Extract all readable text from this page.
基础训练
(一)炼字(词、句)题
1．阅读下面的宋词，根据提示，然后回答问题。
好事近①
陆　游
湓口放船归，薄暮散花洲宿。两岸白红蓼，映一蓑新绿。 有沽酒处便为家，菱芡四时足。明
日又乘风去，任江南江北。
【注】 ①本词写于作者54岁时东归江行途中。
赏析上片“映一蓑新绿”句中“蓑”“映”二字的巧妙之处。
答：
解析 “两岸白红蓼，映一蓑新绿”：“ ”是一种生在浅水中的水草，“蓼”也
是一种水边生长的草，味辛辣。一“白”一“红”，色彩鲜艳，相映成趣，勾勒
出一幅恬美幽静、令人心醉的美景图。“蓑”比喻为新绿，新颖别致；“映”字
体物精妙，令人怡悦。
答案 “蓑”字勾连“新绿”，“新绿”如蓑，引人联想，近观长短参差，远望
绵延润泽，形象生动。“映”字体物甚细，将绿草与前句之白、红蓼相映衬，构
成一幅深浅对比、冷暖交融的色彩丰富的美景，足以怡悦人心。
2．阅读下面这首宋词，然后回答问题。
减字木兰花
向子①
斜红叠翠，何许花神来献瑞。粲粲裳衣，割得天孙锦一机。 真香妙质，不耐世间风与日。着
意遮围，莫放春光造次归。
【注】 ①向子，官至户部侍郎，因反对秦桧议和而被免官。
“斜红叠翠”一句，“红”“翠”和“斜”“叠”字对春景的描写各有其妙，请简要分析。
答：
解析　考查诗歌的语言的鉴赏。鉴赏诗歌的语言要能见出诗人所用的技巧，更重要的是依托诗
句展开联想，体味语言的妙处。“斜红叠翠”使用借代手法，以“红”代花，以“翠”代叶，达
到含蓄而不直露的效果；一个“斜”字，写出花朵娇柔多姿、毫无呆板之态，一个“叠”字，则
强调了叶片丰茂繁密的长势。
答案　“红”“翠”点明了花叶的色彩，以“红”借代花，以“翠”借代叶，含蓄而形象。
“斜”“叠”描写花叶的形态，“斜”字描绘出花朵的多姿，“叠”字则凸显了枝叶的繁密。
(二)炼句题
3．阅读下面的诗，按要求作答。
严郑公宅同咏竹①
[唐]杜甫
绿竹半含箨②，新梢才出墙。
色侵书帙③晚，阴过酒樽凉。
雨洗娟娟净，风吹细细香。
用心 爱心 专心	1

-*-*-

Retype all the material above precisely, with no line left out.

Extract all readable text from this page.
基础训练
(一)炼字(词、句)题
1．阅读下面的宋词，根据提示，然后回答问题。
好事近①
陆　游
湓口放船归，薄暮散花洲宿。两岸白红蓼，映一蓑新绿。 有沽酒处便为家，菱芡四时足。明
日又乘风去，任江南江北。
【注】 ①本词写于作者54岁时东归江行途中。
赏析上片“映一蓑新绿”句中“蓑”“映”二字的巧妙之处。
答：
解析 “两岸白红蓼，映一蓑新绿”：“ ”是一种生在浅水中的水草，“蓼”也
是一种水边生长的草，味辛辣。一“白”一“红”，色彩鲜艳，相映成趣，勾勒
出一幅恬美幽静、令人心醉的美景图。“蓑”比喻为新绿，新颖别致；“映”字
体物精妙，令人怡悦。
答案 “蓑”字勾连“新绿”，“新绿”如蓑，引人联想，近观长短参差，远望
绵延润泽，形象生动。“映”字体物甚细，将绿草与前句之白、红蓼相映衬，构
成一幅深浅对比、冷暖交融的色彩丰富的美景，足以怡悦人心。
2．阅读下面这首宋词，然后回答问题。
减字木兰花
向子①
斜红叠翠，何许花神来献瑞。粲粲裳衣，割得天孙锦一机。 真香妙质，不耐世间风与日。着
意遮围，莫放春光造次归。
【注】 ①向子，官至户部侍郎，因反对秦桧议和而被免官。
“斜红叠翠”一句，“红”“翠”和“斜”“叠”字对春景的描写各有其妙，请简要分析。
答：
解析　考查诗歌的语言的鉴赏。鉴赏诗歌的语言要能见出诗人所用的技巧，更重要的是依托诗
句展开联想，体味语言的妙处。“斜红叠翠”使用借代手法，以“红”代花，以“翠”代叶，达
到含蓄而不直露的效果；一个“斜”字，写出花朵娇柔多姿、毫无呆板之态，一个“叠”字，则
强调了叶片丰茂繁密的长势。
答案　“红”“翠”点明了花叶的色彩，以“红”借代花，以“翠”借代叶，含蓄而形象。
“斜”“叠”描写花叶的形态，“斜”字描绘出花朵的多姿，“叠”字则凸显了枝叶的繁密。
(二)炼句题
3．阅读下面的诗，按要求作答。
严郑公宅同咏竹①
[唐]杜甫
绿竹半含箨②，新梢才出墙。
色侵书帙③晚，阴过酒樽凉。
雨洗娟娟净，风吹细细香。
用心 爱心 专心	1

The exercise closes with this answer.